:: What to work on ::
Every record below is to be retyped exactly.
## Begin Data for this exercise
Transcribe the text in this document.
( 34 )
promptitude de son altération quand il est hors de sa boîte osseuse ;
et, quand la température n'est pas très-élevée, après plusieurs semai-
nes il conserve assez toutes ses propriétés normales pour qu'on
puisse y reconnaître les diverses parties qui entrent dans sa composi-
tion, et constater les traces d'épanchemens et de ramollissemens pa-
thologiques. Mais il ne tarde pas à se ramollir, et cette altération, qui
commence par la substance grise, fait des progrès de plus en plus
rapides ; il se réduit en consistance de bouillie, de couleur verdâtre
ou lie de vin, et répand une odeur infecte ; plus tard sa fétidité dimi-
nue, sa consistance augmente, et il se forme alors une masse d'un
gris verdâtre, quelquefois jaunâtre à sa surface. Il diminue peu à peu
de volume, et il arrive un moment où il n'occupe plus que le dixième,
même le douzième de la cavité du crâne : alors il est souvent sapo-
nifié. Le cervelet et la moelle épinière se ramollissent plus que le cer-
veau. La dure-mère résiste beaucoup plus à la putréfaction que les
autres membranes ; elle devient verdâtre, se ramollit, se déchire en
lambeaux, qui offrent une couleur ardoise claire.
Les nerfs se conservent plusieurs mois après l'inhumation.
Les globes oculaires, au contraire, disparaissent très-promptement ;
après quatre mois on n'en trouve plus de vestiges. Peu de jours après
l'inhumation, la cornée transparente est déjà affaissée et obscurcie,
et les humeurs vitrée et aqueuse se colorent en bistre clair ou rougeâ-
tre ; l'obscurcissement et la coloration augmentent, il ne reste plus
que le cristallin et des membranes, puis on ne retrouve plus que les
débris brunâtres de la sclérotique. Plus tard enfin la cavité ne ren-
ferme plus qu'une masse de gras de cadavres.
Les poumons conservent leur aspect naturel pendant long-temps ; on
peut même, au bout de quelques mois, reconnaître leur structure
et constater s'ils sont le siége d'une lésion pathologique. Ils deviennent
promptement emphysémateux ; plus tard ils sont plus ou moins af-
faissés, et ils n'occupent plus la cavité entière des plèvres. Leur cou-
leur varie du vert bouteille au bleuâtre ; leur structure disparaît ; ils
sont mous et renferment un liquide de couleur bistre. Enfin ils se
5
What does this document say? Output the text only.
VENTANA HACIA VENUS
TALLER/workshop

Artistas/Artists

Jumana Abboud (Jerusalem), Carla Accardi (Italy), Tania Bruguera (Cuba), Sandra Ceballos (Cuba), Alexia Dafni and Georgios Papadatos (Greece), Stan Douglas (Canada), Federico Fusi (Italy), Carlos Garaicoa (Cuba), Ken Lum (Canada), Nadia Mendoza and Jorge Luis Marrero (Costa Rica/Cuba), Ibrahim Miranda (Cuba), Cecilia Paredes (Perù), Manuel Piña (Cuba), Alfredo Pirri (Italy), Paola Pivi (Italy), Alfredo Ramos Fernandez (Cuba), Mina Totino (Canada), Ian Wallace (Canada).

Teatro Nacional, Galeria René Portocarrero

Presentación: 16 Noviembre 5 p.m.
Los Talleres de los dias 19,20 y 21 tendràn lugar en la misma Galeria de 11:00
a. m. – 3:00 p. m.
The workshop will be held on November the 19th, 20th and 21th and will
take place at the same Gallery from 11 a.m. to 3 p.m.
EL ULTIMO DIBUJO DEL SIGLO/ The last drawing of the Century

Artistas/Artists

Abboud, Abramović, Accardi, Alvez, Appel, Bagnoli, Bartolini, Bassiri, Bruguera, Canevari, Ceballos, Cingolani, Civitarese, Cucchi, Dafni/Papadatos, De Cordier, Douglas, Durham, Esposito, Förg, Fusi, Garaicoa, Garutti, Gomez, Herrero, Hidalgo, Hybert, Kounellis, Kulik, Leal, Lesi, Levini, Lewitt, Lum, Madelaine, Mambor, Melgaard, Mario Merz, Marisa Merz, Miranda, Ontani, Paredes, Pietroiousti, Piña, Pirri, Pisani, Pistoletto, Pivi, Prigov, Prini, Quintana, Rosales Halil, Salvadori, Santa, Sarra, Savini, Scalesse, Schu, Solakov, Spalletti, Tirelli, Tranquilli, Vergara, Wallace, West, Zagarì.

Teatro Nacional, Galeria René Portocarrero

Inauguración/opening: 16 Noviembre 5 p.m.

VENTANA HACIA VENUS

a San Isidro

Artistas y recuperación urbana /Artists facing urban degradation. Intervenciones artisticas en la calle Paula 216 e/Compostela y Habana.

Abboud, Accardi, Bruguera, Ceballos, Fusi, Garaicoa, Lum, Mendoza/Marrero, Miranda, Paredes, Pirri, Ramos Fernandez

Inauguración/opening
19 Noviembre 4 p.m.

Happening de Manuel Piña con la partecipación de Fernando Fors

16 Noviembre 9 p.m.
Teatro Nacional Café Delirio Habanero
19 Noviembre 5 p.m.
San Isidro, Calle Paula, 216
## End Data for this exercise
:: Correct answer ::
Transcribe the text in this document.
( 34 )
promptitude de son altération quand il est hors de sa boîte osseuse ;
et, quand la température n'est pas très-élevée, après plusieurs semai-
nes il conserve assez toutes ses propriétés normales pour qu'on
puisse y reconnaître les diverses parties qui entrent dans sa composi-
tion, et constater les traces d'épanchemens et de ramollissemens pa-
thologiques. Mais il ne tarde pas à se ramollir, et cette altération, qui
commence par la substance grise, fait des progrès de plus en plus
rapides ; il se réduit en consistance de bouillie, de couleur verdâtre
ou lie de vin, et répand une odeur infecte ; plus tard sa fétidité dimi-
nue, sa consistance augmente, et il se forme alors une masse d'un
gris verdâtre, quelquefois jaunâtre à sa surface. Il diminue peu à peu
de volume, et il arrive un moment où il n'occupe plus que le dixième,
même le douzième de la cavité du crâne : alors il est souvent sapo-
nifié. Le cervelet et la moelle épinière se ramollissent plus que le cer-
veau. La dure-mère résiste beaucoup plus à la putréfaction que les
autres membranes ; elle devient verdâtre, se ramollit, se déchire en
lambeaux, qui offrent une couleur ardoise claire.
Les nerfs se conservent plusieurs mois après l'inhumation.
Les globes oculaires, au contraire, disparaissent très-promptement ;
après quatre mois on n'en trouve plus de vestiges. Peu de jours après
l'inhumation, la cornée transparente est déjà affaissée et obscurcie,
et les humeurs vitrée et aqueuse se colorent en bistre clair ou rougeâ-
tre ; l'obscurcissement et la coloration augmentent, il ne reste plus
que le cristallin et des membranes, puis on ne retrouve plus que les
débris brunâtres de la sclérotique. Plus tard enfin la cavité ne ren-
ferme plus qu'une masse de gras de cadavres.
Les poumons conservent leur aspect naturel pendant long-temps ; on
peut même, au bout de quelques mois, reconnaître leur structure
et constater s'ils sont le siége d'une lésion pathologique. Ils deviennent
promptement emphysémateux ; plus tard ils sont plus ou moins af-
faissés, et ils n'occupent plus la cavité entière des plèvres. Leur cou-
leur varie du vert bouteille au bleuâtre ; leur structure disparaît ; ils
sont mous et renferment un liquide de couleur bistre. Enfin ils se
5
What does this document say? Output the text only.
VENTANA HACIA VENUS
TALLER/workshop

Artistas/Artists

Jumana Abboud (Jerusalem), Carla Accardi (Italy), Tania Bruguera (Cuba), Sandra Ceballos (Cuba), Alexia Dafni and Georgios Papadatos (Greece), Stan Douglas (Canada), Federico Fusi (Italy), Carlos Garaicoa (Cuba), Ken Lum (Canada), Nadia Mendoza and Jorge Luis Marrero (Costa Rica/Cuba), Ibrahim Miranda (Cuba), Cecilia Paredes (Perù), Manuel Piña (Cuba), Alfredo Pirri (Italy), Paola Pivi (Italy), Alfredo Ramos Fernandez (Cuba), Mina Totino (Canada), Ian Wallace (Canada).

Teatro Nacional, Galeria René Portocarrero

Presentación: 16 Noviembre 5 p.m.
Los Talleres de los dias 19,20 y 21 tendràn lugar en la misma Galeria de 11:00
a. m. – 3:00 p. m.
The workshop will be held on November the 19th, 20th and 21th and will
take place at the same Gallery from 11 a.m. to 3 p.m.
EL ULTIMO DIBUJO DEL SIGLO/ The last drawing of the Century

Artistas/Artists

Abboud, Abramović, Accardi, Alvez, Appel, Bagnoli, Bartolini, Bassiri, Bruguera, Canevari, Ceballos, Cingolani, Civitarese, Cucchi, Dafni/Papadatos, De Cordier, Douglas, Durham, Esposito, Förg, Fusi, Garaicoa, Garutti, Gomez, Herrero, Hidalgo, Hybert, Kounellis, Kulik, Leal, Lesi, Levini, Lewitt, Lum, Madelaine, Mambor, Melgaard, Mario Merz, Marisa Merz, Miranda, Ontani, Paredes, Pietroiousti, Piña, Pirri, Pisani, Pistoletto, Pivi, Prigov, Prini, Quintana, Rosales Halil, Salvadori, Santa, Sarra, Savini, Scalesse, Schu, Solakov, Spalletti, Tirelli, Tranquilli, Vergara, Wallace, West, Zagarì.

Teatro Nacional, Galeria René Portocarrero

Inauguración/opening: 16 Noviembre 5 p.m.

VENTANA HACIA VENUS

a San Isidro

Artistas y recuperación urbana /Artists facing urban degradation. Intervenciones artisticas en la calle Paula 216 e/Compostela y Habana.

Abboud, Accardi, Bruguera, Ceballos, Fusi, Garaicoa, Lum, Mendoza/Marrero, Miranda, Paredes, Pirri, Ramos Fernandez

Inauguración/opening
19 Noviembre 4 p.m.

Happening de Manuel Piña con la partecipación de Fernando Fors

16 Noviembre 9 p.m.
Teatro Nacional Café Delirio Habanero
19 Noviembre 5 p.m.
San Isidro, Calle Paula, 216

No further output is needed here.